_Directions for this task:_ Where an entry below contains an image, skip the image and copy the rest exactly.
Given information section start
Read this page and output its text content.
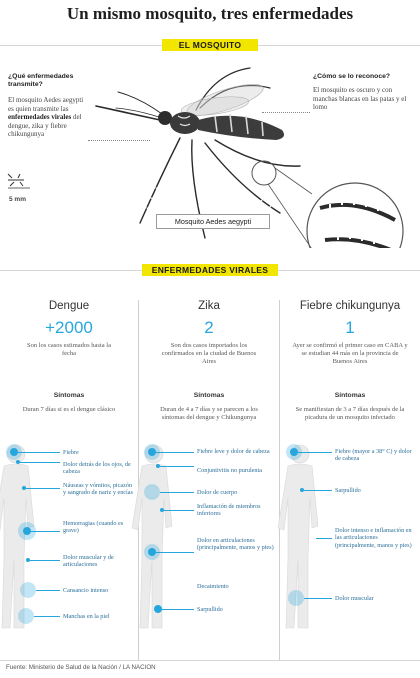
Un mismo mosquito, tres enfermedades
EL MOSQUITO
¿Qué enfermedades transmite?
El mosquito Aedes aegypti es quien transmite las enfermedades virales del dengue, zika y fiebre chikungunya
¿Cómo se lo reconoce?
El mosquito es oscuro y con manchas blancas en las patas y el lomo
5 mm
Mosquito Aedes aegypti
ENFERMEDADES VIRALES
Dengue	Zika	Fiebre chikungunya
+2000	2	1
Son los casos estimados hasta la fecha
Son dos casos importados los confirmados en la ciudad de Buenos Aires
Ayer se confirmó el primer caso en CABA y se estudian 44 más en la provincia de Buenos Aires
Síntomas	Síntomas	Síntomas
Duran 7 días si es el dengue clásico	Duran de 4 a 7 días y se parecen a los síntomas del dengue y Chikungunya
Se manifiestan de 3 a 7 días después de la picadura de un mosquito infectado
Fiebre
Dolor detrás de los ojos, de cabeza
Náuseas y vómitos, picazón y sangrado de nariz y encías
Hemorragias (cuando es grave)
Dolor muscular y de articulaciones
Cansancio intenso
Manchas en la piel
Fiebre leve y dolor de cabeza
Conjuntivitis no purulenta
Dolor de cuerpo
Inflamación de miembros inferiores
Dolor en articulaciones (principalmente, manos y pies)
Decaimiento
Sarpullido
Fiebre (mayor a 38° C) y dolor de cabeza
Sarpullido
Dolor intenso e inflamación en las articulaciones (principalmente, manos y pies)
Dolor muscular
Fuente: Ministerio de Salud de la Nación / LA NACION
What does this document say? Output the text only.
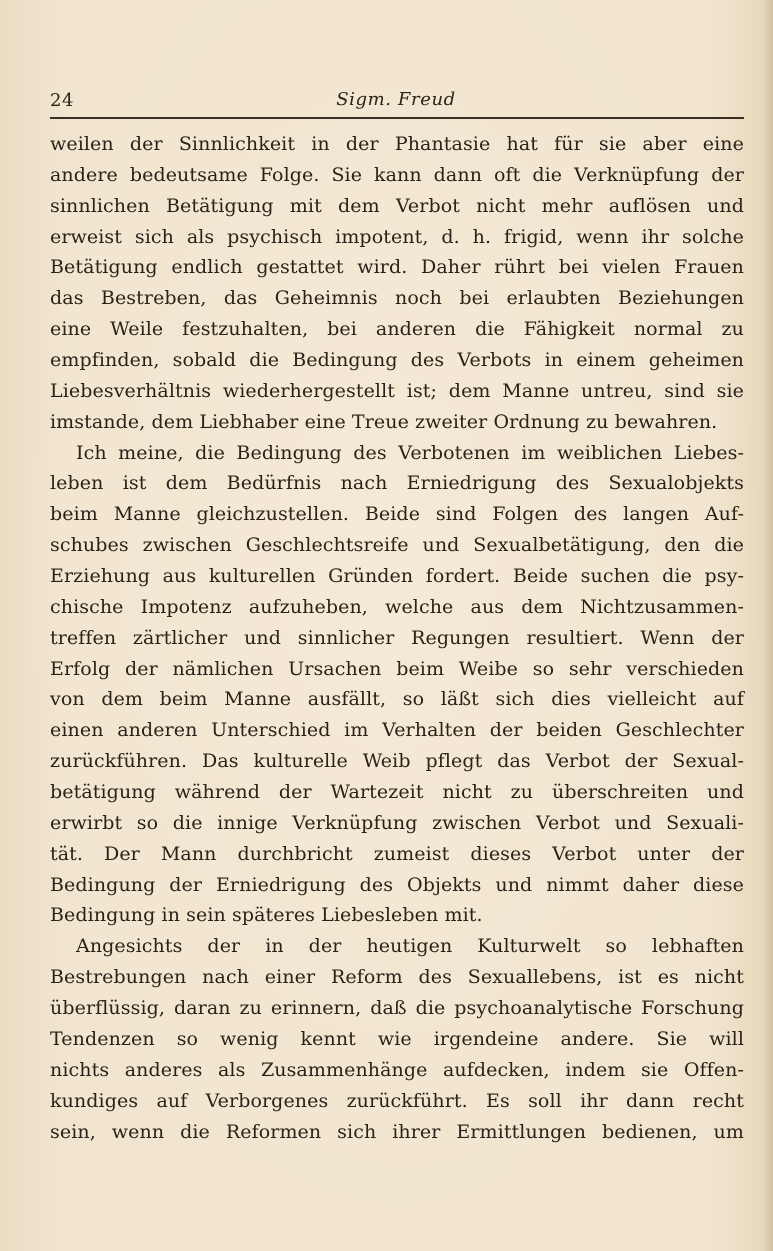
24	Sigm. Freud
weilen der Sinnlichkeit in der Phantasie hat für sie aber eine
andere bedeutsame Folge. Sie kann dann oft die Verknüpfung der
sinnlichen Betätigung mit dem Verbot nicht mehr auflösen und
erweist sich als psychisch impotent, d. h. frigid, wenn ihr solche
Betätigung endlich gestattet wird. Daher rührt bei vielen Frauen
das Bestreben, das Geheimnis noch bei erlaubten Beziehungen
eine Weile festzuhalten, bei anderen die Fähigkeit normal zu
empfinden, sobald die Bedingung des Verbots in einem geheimen
Liebesverhältnis wiederhergestellt ist; dem Manne untreu, sind sie
imstande, dem Liebhaber eine Treue zweiter Ordnung zu bewahren.
Ich meine, die Bedingung des Verbotenen im weiblichen Liebes-
leben ist dem Bedürfnis nach Erniedrigung des Sexualobjekts
beim Manne gleichzustellen. Beide sind Folgen des langen Auf-
schubes zwischen Geschlechtsreife und Sexualbetätigung, den die
Erziehung aus kulturellen Gründen fordert. Beide suchen die psy-
chische Impotenz aufzuheben, welche aus dem Nichtzusammen-
treffen zärtlicher und sinnlicher Regungen resultiert. Wenn der
Erfolg der nämlichen Ursachen beim Weibe so sehr verschieden
von dem beim Manne ausfällt, so läßt sich dies vielleicht auf
einen anderen Unterschied im Verhalten der beiden Geschlechter
zurückführen. Das kulturelle Weib pflegt das Verbot der Sexual-
betätigung während der Wartezeit nicht zu überschreiten und
erwirbt so die innige Verknüpfung zwischen Verbot und Sexuali-
tät. Der Mann durchbricht zumeist dieses Verbot unter der
Bedingung der Erniedrigung des Objekts und nimmt daher diese
Bedingung in sein späteres Liebesleben mit.
Angesichts der in der heutigen Kulturwelt so lebhaften
Bestrebungen nach einer Reform des Sexuallebens, ist es nicht
überflüssig, daran zu erinnern, daß die psychoanalytische Forschung
Tendenzen so wenig kennt wie irgendeine andere. Sie will
nichts anderes als Zusammenhänge aufdecken, indem sie Offen-
kundiges auf Verborgenes zurückführt. Es soll ihr dann recht
sein, wenn die Reformen sich ihrer Ermittlungen bedienen, um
Given information section end
_Task solution:_
Read this page and output its text content.
Un mismo mosquito, tres enfermedades
EL MOSQUITO
¿Qué enfermedades transmite?
El mosquito Aedes aegypti es quien transmite las enfermedades virales del dengue, zika y fiebre chikungunya
¿Cómo se lo reconoce?
El mosquito es oscuro y con manchas blancas en las patas y el lomo
5 mm
Mosquito Aedes aegypti
ENFERMEDADES VIRALES
Dengue	Zika	Fiebre chikungunya
+2000	2	1
Son los casos estimados hasta la fecha
Son dos casos importados los confirmados en la ciudad de Buenos Aires
Ayer se confirmó el primer caso en CABA y se estudian 44 más en la provincia de Buenos Aires
Síntomas	Síntomas	Síntomas
Duran 7 días si es el dengue clásico	Duran de 4 a 7 días y se parecen a los síntomas del dengue y Chikungunya
Se manifiestan de 3 a 7 días después de la picadura de un mosquito infectado
Fiebre
Dolor detrás de los ojos, de cabeza
Náuseas y vómitos, picazón y sangrado de nariz y encías
Hemorragias (cuando es grave)
Dolor muscular y de articulaciones
Cansancio intenso
Manchas en la piel
Fiebre leve y dolor de cabeza
Conjuntivitis no purulenta
Dolor de cuerpo
Inflamación de miembros inferiores
Dolor en articulaciones (principalmente, manos y pies)
Decaimiento
Sarpullido
Fiebre (mayor a 38° C) y dolor de cabeza
Sarpullido
Dolor intenso e inflamación en las articulaciones (principalmente, manos y pies)
Dolor muscular
Fuente: Ministerio de Salud de la Nación / LA NACION
What does this document say? Output the text only.
24	Sigm. Freud
weilen der Sinnlichkeit in der Phantasie hat für sie aber eine
andere bedeutsame Folge. Sie kann dann oft die Verknüpfung der
sinnlichen Betätigung mit dem Verbot nicht mehr auflösen und
erweist sich als psychisch impotent, d. h. frigid, wenn ihr solche
Betätigung endlich gestattet wird. Daher rührt bei vielen Frauen
das Bestreben, das Geheimnis noch bei erlaubten Beziehungen
eine Weile festzuhalten, bei anderen die Fähigkeit normal zu
empfinden, sobald die Bedingung des Verbots in einem geheimen
Liebesverhältnis wiederhergestellt ist; dem Manne untreu, sind sie
imstande, dem Liebhaber eine Treue zweiter Ordnung zu bewahren.
Ich meine, die Bedingung des Verbotenen im weiblichen Liebes-
leben ist dem Bedürfnis nach Erniedrigung des Sexualobjekts
beim Manne gleichzustellen. Beide sind Folgen des langen Auf-
schubes zwischen Geschlechtsreife und Sexualbetätigung, den die
Erziehung aus kulturellen Gründen fordert. Beide suchen die psy-
chische Impotenz aufzuheben, welche aus dem Nichtzusammen-
treffen zärtlicher und sinnlicher Regungen resultiert. Wenn der
Erfolg der nämlichen Ursachen beim Weibe so sehr verschieden
von dem beim Manne ausfällt, so läßt sich dies vielleicht auf
einen anderen Unterschied im Verhalten der beiden Geschlechter
zurückführen. Das kulturelle Weib pflegt das Verbot der Sexual-
betätigung während der Wartezeit nicht zu überschreiten und
erwirbt so die innige Verknüpfung zwischen Verbot und Sexuali-
tät. Der Mann durchbricht zumeist dieses Verbot unter der
Bedingung der Erniedrigung des Objekts und nimmt daher diese
Bedingung in sein späteres Liebesleben mit.
Angesichts der in der heutigen Kulturwelt so lebhaften
Bestrebungen nach einer Reform des Sexuallebens, ist es nicht
überflüssig, daran zu erinnern, daß die psychoanalytische Forschung
Tendenzen so wenig kennt wie irgendeine andere. Sie will
nichts anderes als Zusammenhänge aufdecken, indem sie Offen-
kundiges auf Verborgenes zurückführt. Es soll ihr dann recht
sein, wenn die Reformen sich ihrer Ermittlungen bedienen, um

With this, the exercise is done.